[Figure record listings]
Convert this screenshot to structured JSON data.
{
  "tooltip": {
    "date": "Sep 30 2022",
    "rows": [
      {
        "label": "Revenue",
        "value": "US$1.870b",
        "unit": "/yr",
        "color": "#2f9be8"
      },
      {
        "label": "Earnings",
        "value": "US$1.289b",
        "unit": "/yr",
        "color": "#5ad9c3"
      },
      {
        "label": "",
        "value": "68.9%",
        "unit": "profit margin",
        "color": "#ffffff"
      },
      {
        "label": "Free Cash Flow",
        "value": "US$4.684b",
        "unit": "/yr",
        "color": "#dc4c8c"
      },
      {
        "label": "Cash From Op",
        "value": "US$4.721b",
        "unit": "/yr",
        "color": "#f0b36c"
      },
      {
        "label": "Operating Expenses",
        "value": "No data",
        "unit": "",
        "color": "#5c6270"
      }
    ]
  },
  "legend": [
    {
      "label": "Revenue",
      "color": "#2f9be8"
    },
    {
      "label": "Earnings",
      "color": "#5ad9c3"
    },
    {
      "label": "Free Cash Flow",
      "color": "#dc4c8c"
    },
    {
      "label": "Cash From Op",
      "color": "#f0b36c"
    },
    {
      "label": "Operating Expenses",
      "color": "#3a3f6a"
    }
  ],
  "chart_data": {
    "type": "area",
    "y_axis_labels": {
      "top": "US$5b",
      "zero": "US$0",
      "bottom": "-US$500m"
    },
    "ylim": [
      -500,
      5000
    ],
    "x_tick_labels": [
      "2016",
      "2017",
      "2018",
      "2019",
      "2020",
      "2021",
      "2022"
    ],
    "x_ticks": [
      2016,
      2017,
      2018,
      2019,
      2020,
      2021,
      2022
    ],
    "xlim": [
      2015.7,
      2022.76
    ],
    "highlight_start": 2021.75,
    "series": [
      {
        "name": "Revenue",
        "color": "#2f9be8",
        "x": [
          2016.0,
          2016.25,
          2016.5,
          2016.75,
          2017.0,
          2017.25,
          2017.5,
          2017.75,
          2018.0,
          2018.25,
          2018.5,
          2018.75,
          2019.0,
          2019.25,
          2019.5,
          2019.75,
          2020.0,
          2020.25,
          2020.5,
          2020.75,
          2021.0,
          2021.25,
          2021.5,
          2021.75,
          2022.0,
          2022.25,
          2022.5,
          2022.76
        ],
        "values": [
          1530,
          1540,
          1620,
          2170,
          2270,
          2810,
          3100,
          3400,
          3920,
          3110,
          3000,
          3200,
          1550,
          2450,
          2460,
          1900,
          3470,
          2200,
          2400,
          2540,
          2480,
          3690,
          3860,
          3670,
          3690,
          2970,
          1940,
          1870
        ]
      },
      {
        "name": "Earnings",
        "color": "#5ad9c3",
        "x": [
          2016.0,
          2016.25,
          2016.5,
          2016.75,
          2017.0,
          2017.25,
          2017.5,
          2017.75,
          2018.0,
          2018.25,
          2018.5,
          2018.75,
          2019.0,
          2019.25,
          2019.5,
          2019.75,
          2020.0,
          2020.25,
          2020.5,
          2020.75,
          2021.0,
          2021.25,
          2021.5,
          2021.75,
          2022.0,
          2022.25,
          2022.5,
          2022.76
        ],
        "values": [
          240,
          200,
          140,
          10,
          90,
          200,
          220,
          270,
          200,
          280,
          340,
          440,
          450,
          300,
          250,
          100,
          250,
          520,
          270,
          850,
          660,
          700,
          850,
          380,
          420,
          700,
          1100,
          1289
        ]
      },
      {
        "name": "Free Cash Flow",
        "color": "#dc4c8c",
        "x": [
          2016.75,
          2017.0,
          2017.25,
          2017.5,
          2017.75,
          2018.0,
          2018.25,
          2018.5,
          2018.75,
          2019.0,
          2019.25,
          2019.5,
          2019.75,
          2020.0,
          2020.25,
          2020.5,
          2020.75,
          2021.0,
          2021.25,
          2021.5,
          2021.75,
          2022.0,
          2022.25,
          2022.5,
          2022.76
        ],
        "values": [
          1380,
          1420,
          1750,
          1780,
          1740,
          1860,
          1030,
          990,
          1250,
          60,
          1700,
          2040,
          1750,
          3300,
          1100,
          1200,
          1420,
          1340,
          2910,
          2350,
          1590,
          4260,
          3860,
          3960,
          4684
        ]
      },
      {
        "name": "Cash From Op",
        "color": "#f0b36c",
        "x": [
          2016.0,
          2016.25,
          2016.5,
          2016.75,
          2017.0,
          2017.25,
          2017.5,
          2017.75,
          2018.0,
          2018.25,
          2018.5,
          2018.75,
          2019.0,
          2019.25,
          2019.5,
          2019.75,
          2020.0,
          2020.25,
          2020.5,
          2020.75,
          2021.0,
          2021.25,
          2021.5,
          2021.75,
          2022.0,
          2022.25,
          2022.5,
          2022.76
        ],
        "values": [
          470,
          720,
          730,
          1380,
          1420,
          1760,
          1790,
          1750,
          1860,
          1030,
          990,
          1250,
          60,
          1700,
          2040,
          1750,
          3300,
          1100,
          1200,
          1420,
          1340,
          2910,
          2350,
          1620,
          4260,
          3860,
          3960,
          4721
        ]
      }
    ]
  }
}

Exercise objective
Restate each record exactly as written.

Full response
Convert this screenshot to structured JSON data.
{
  "tooltip": {
    "date": "Sep 30 2022",
    "rows": [
      {
        "label": "Revenue",
        "value": "US$1.870b",
        "unit": "/yr",
        "color": "#2f9be8"
      },
      {
        "label": "Earnings",
        "value": "US$1.289b",
        "unit": "/yr",
        "color": "#5ad9c3"
      },
      {
        "label": "",
        "value": "68.9%",
        "unit": "profit margin",
        "color": "#ffffff"
      },
      {
        "label": "Free Cash Flow",
        "value": "US$4.684b",
        "unit": "/yr",
        "color": "#dc4c8c"
      },
      {
        "label": "Cash From Op",
        "value": "US$4.721b",
        "unit": "/yr",
        "color": "#f0b36c"
      },
      {
        "label": "Operating Expenses",
        "value": "No data",
        "unit": "",
        "color": "#5c6270"
      }
    ]
  },
  "legend": [
    {
      "label": "Revenue",
      "color": "#2f9be8"
    },
    {
      "label": "Earnings",
      "color": "#5ad9c3"
    },
    {
      "label": "Free Cash Flow",
      "color": "#dc4c8c"
    },
    {
      "label": "Cash From Op",
      "color": "#f0b36c"
    },
    {
      "label": "Operating Expenses",
      "color": "#3a3f6a"
    }
  ],
  "chart_data": {
    "type": "area",
    "y_axis_labels": {
      "top": "US$5b",
      "zero": "US$0",
      "bottom": "-US$500m"
    },
    "ylim": [
      -500,
      5000
    ],
    "x_tick_labels": [
      "2016",
      "2017",
      "2018",
      "2019",
      "2020",
      "2021",
      "2022"
    ],
    "x_ticks": [
      2016,
      2017,
      2018,
      2019,
      2020,
      2021,
      2022
    ],
    "xlim": [
      2015.7,
      2022.76
    ],
    "highlight_start": 2021.75,
    "series": [
      {
        "name": "Revenue",
        "color": "#2f9be8",
        "x": [
          2016.0,
          2016.25,
          2016.5,
          2016.75,
          2017.0,
          2017.25,
          2017.5,
          2017.75,
          2018.0,
          2018.25,
          2018.5,
          2018.75,
          2019.0,
          2019.25,
          2019.5,
          2019.75,
          2020.0,
          2020.25,
          2020.5,
          2020.75,
          2021.0,
          2021.25,
          2021.5,
          2021.75,
          2022.0,
          2022.25,
          2022.5,
          2022.76
        ],
        "values": [
          1530,
          1540,
          1620,
          2170,
          2270,
          2810,
          3100,
          3400,
          3920,
          3110,
          3000,
          3200,
          1550,
          2450,
          2460,
          1900,
          3470,
          2200,
          2400,
          2540,
          2480,
          3690,
          3860,
          3670,
          3690,
          2970,
          1940,
          1870
        ]
      },
      {
        "name": "Earnings",
        "color": "#5ad9c3",
        "x": [
          2016.0,
          2016.25,
          2016.5,
          2016.75,
          2017.0,
          2017.25,
          2017.5,
          2017.75,
          2018.0,
          2018.25,
          2018.5,
          2018.75,
          2019.0,
          2019.25,
          2019.5,
          2019.75,
          2020.0,
          2020.25,
          2020.5,
          2020.75,
          2021.0,
          2021.25,
          2021.5,
          2021.75,
          2022.0,
          2022.25,
          2022.5,
          2022.76
        ],
        "values": [
          240,
          200,
          140,
          10,
          90,
          200,
          220,
          270,
          200,
          280,
          340,
          440,
          450,
          300,
          250,
          100,
          250,
          520,
          270,
          850,
          660,
          700,
          850,
          380,
          420,
          700,
          1100,
          1289
        ]
      },
      {
        "name": "Free Cash Flow",
        "color": "#dc4c8c",
        "x": [
          2016.75,
          2017.0,
          2017.25,
          2017.5,
          2017.75,
          2018.0,
          2018.25,
          2018.5,
          2018.75,
          2019.0,
          2019.25,
          2019.5,
          2019.75,
          2020.0,
          2020.25,
          2020.5,
          2020.75,
          2021.0,
          2021.25,
          2021.5,
          2021.75,
          2022.0,
          2022.25,
          2022.5,
          2022.76
        ],
        "values": [
          1380,
          1420,
          1750,
          1780,
          1740,
          1860,
          1030,
          990,
          1250,
          60,
          1700,
          2040,
          1750,
          3300,
          1100,
          1200,
          1420,
          1340,
          2910,
          2350,
          1590,
          4260,
          3860,
          3960,
          4684
        ]
      },
      {
        "name": "Cash From Op",
        "color": "#f0b36c",
        "x": [
          2016.0,
          2016.25,
          2016.5,
          2016.75,
          2017.0,
          2017.25,
          2017.5,
          2017.75,
          2018.0,
          2018.25,
          2018.5,
          2018.75,
          2019.0,
          2019.25,
          2019.5,
          2019.75,
          2020.0,
          2020.25,
          2020.5,
          2020.75,
          2021.0,
          2021.25,
          2021.5,
          2021.75,
          2022.0,
          2022.25,
          2022.5,
          2022.76
        ],
        "values": [
          470,
          720,
          730,
          1380,
          1420,
          1760,
          1790,
          1750,
          1860,
          1030,
          990,
          1250,
          60,
          1700,
          2040,
          1750,
          3300,
          1100,
          1200,
          1420,
          1340,
          2910,
          2350,
          1620,
          4260,
          3860,
          3960,
          4721
        ]
      }
    ]
  }
}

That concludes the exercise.